Structured figure records:
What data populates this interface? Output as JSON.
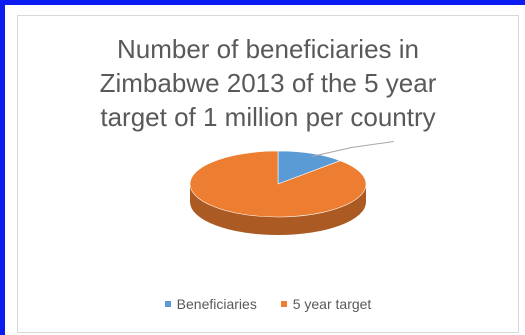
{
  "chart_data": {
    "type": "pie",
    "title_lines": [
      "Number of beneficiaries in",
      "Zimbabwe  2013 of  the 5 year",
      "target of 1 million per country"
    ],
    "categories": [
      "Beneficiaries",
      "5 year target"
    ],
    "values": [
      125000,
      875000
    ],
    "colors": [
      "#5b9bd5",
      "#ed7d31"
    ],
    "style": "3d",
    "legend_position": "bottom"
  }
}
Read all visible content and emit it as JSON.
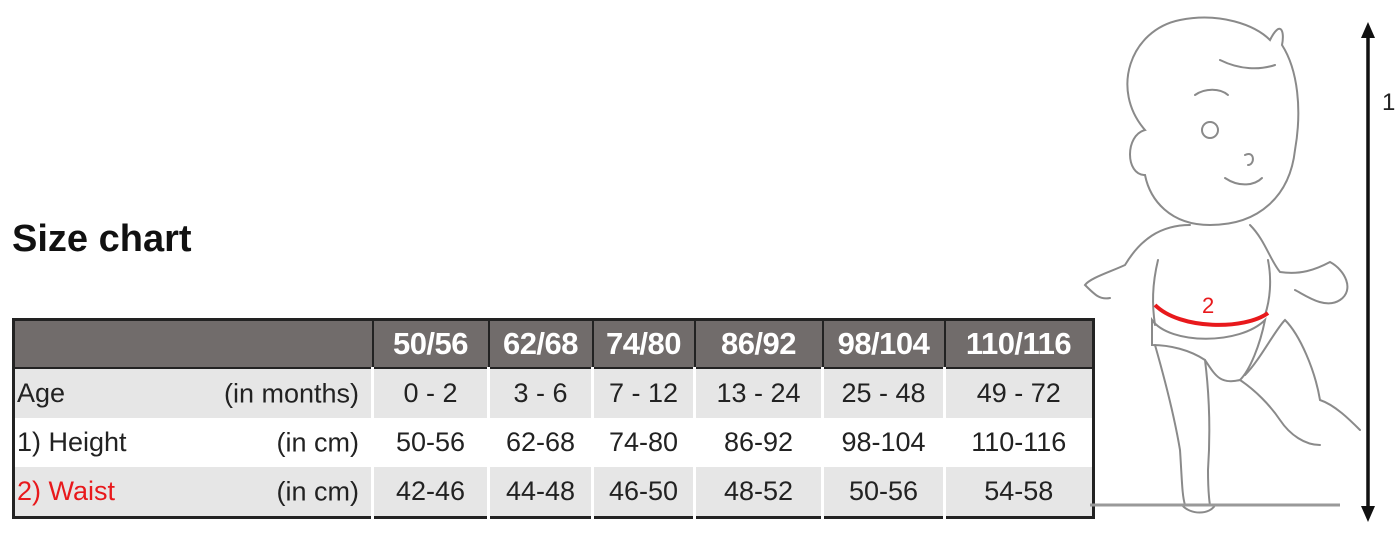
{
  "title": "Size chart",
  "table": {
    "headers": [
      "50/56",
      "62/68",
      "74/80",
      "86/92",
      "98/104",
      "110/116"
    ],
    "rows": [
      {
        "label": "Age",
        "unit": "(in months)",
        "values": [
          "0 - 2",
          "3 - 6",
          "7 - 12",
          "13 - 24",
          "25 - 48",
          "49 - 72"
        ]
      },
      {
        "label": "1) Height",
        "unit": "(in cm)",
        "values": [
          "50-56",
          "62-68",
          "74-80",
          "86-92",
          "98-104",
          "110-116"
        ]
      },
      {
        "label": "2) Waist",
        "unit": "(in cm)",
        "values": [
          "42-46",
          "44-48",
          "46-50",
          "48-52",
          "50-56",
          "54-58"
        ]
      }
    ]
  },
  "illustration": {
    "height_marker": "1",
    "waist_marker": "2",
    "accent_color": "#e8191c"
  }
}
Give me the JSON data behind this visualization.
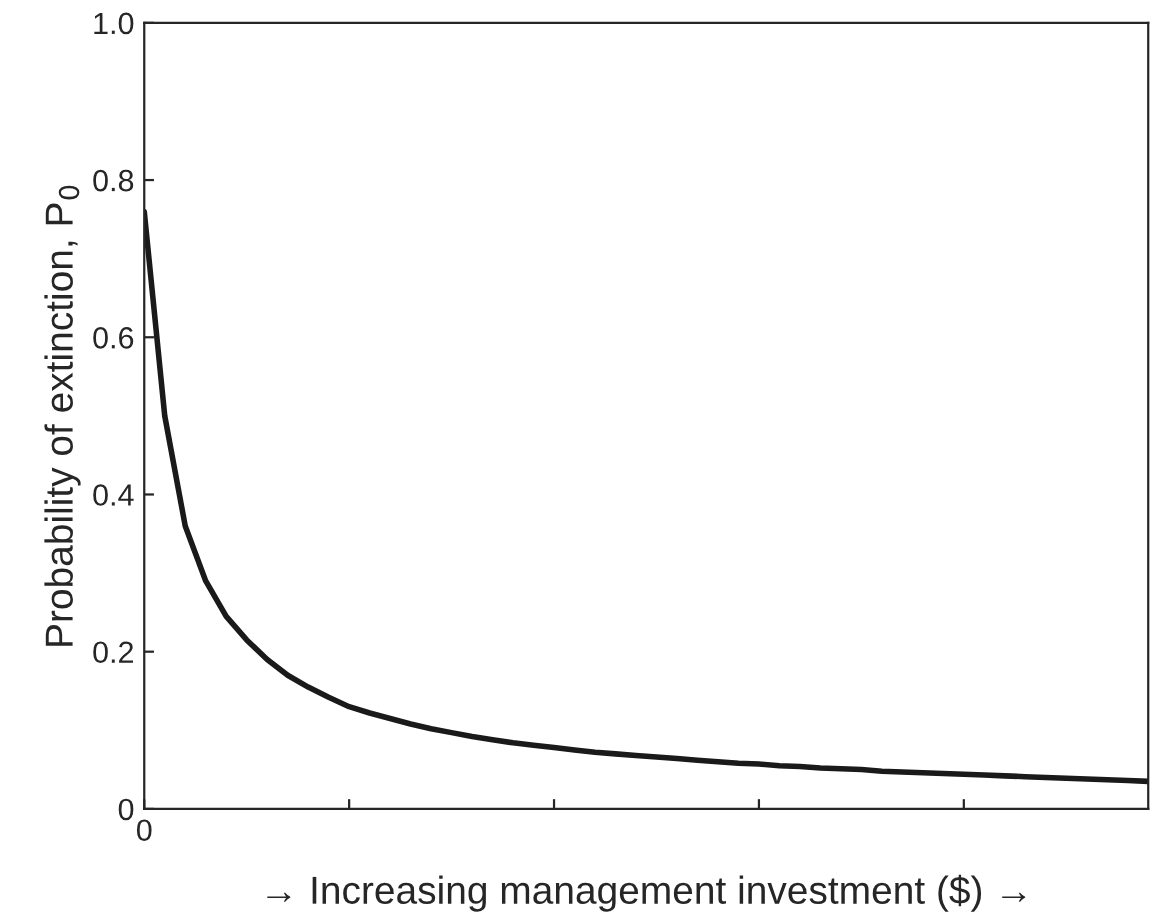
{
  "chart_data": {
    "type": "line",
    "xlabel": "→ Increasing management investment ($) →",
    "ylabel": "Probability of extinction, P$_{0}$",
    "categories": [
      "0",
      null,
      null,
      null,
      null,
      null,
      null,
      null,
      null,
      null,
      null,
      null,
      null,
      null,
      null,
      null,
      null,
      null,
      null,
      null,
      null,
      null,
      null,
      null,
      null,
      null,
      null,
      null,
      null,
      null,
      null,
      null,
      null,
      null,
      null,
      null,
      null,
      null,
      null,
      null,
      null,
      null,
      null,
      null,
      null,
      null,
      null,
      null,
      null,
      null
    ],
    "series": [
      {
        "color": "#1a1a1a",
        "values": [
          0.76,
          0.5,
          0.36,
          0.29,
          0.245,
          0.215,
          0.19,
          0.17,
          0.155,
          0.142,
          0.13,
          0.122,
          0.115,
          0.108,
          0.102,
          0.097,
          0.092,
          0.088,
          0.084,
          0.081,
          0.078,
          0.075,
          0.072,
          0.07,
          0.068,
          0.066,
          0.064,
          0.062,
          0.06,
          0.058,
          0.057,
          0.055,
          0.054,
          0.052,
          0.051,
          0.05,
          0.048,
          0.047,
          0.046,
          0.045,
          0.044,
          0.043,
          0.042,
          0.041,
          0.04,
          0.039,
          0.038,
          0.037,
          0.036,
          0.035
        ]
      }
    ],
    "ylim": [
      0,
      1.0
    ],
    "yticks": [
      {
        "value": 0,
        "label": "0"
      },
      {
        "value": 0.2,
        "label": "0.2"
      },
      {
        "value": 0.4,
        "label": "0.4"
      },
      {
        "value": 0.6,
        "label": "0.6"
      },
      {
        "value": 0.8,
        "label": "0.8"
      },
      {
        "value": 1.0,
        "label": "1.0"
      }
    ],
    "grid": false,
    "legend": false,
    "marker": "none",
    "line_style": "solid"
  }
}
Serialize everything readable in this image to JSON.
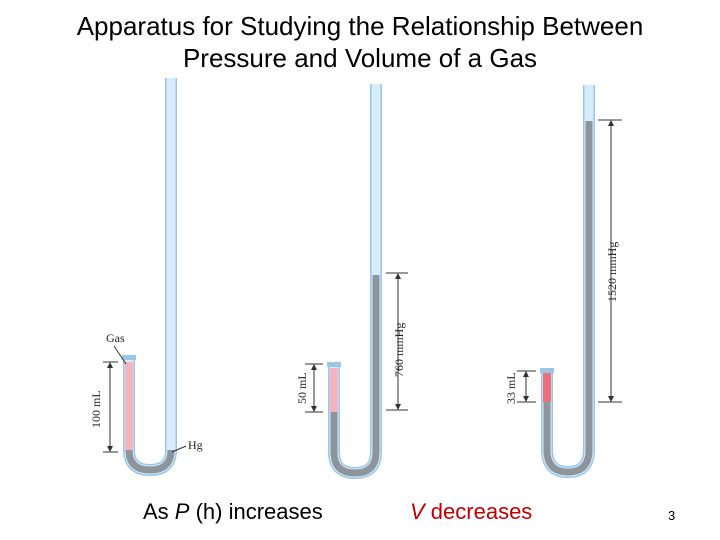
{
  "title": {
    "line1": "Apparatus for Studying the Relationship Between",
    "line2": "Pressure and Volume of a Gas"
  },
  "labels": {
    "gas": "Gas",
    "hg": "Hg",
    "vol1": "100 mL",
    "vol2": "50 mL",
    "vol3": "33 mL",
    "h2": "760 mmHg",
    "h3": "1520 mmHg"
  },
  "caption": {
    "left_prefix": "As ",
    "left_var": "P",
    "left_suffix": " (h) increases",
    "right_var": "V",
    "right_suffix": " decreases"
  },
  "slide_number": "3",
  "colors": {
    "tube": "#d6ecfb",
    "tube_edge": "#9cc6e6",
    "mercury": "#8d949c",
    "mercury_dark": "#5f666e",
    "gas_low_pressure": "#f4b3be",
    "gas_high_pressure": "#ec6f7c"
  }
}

Task to carry out:
Using the material above, set down every line exactly, but skip the pictures.

Exercise response:
What data populates this interface? Output as JSON.
{
  "chart_data": {
    "type": "pie",
    "title_lines": [
      "Number of beneficiaries in",
      "Zimbabwe  2013 of  the 5 year",
      "target of 1 million per country"
    ],
    "categories": [
      "Beneficiaries",
      "5 year target"
    ],
    "values": [
      125000,
      875000
    ],
    "colors": [
      "#5b9bd5",
      "#ed7d31"
    ],
    "style": "3d",
    "legend_position": "bottom"
  }
}
Read all visible content and emit it as JSON.
{
  "title": "Size chart",
  "table": {
    "headers": [
      "50/56",
      "62/68",
      "74/80",
      "86/92",
      "98/104",
      "110/116"
    ],
    "rows": [
      {
        "label": "Age",
        "unit": "(in months)",
        "values": [
          "0 - 2",
          "3 - 6",
          "7 - 12",
          "13 - 24",
          "25 - 48",
          "49 - 72"
        ]
      },
      {
        "label": "1) Height",
        "unit": "(in cm)",
        "values": [
          "50-56",
          "62-68",
          "74-80",
          "86-92",
          "98-104",
          "110-116"
        ]
      },
      {
        "label": "2) Waist",
        "unit": "(in cm)",
        "values": [
          "42-46",
          "44-48",
          "46-50",
          "48-52",
          "50-56",
          "54-58"
        ]
      }
    ]
  },
  "illustration": {
    "height_marker": "1",
    "waist_marker": "2",
    "accent_color": "#e8191c"
  }
}
Give me the JSON data behind this visualization.
{
  "chart_data": {
    "type": "line",
    "xlabel": "→ Increasing management investment ($) →",
    "ylabel": "Probability of extinction, P$_{0}$",
    "categories": [
      "0",
      null,
      null,
      null,
      null,
      null,
      null,
      null,
      null,
      null,
      null,
      null,
      null,
      null,
      null,
      null,
      null,
      null,
      null,
      null,
      null,
      null,
      null,
      null,
      null,
      null,
      null,
      null,
      null,
      null,
      null,
      null,
      null,
      null,
      null,
      null,
      null,
      null,
      null,
      null,
      null,
      null,
      null,
      null,
      null,
      null,
      null,
      null,
      null,
      null
    ],
    "series": [
      {
        "color": "#1a1a1a",
        "values": [
          0.76,
          0.5,
          0.36,
          0.29,
          0.245,
          0.215,
          0.19,
          0.17,
          0.155,
          0.142,
          0.13,
          0.122,
          0.115,
          0.108,
          0.102,
          0.097,
          0.092,
          0.088,
          0.084,
          0.081,
          0.078,
          0.075,
          0.072,
          0.07,
          0.068,
          0.066,
          0.064,
          0.062,
          0.06,
          0.058,
          0.057,
          0.055,
          0.054,
          0.052,
          0.051,
          0.05,
          0.048,
          0.047,
          0.046,
          0.045,
          0.044,
          0.043,
          0.042,
          0.041,
          0.04,
          0.039,
          0.038,
          0.037,
          0.036,
          0.035
        ]
      }
    ],
    "ylim": [
      0,
      1.0
    ],
    "yticks": [
      {
        "value": 0,
        "label": "0"
      },
      {
        "value": 0.2,
        "label": "0.2"
      },
      {
        "value": 0.4,
        "label": "0.4"
      },
      {
        "value": 0.6,
        "label": "0.6"
      },
      {
        "value": 0.8,
        "label": "0.8"
      },
      {
        "value": 1.0,
        "label": "1.0"
      }
    ],
    "grid": false,
    "legend": false,
    "marker": "none",
    "line_style": "solid"
  }
}
Serialize everything readable in this image to JSON.
{
  "title": {
    "line1": "Apparatus for Studying the Relationship Between",
    "line2": "Pressure and Volume of a Gas"
  },
  "labels": {
    "gas": "Gas",
    "hg": "Hg",
    "vol1": "100 mL",
    "vol2": "50 mL",
    "vol3": "33 mL",
    "h2": "760 mmHg",
    "h3": "1520 mmHg"
  },
  "caption": {
    "left_prefix": "As ",
    "left_var": "P",
    "left_suffix": " (h) increases",
    "right_var": "V",
    "right_suffix": " decreases"
  },
  "slide_number": "3",
  "colors": {
    "tube": "#d6ecfb",
    "tube_edge": "#9cc6e6",
    "mercury": "#8d949c",
    "mercury_dark": "#5f666e",
    "gas_low_pressure": "#f4b3be",
    "gas_high_pressure": "#ec6f7c"
  }
}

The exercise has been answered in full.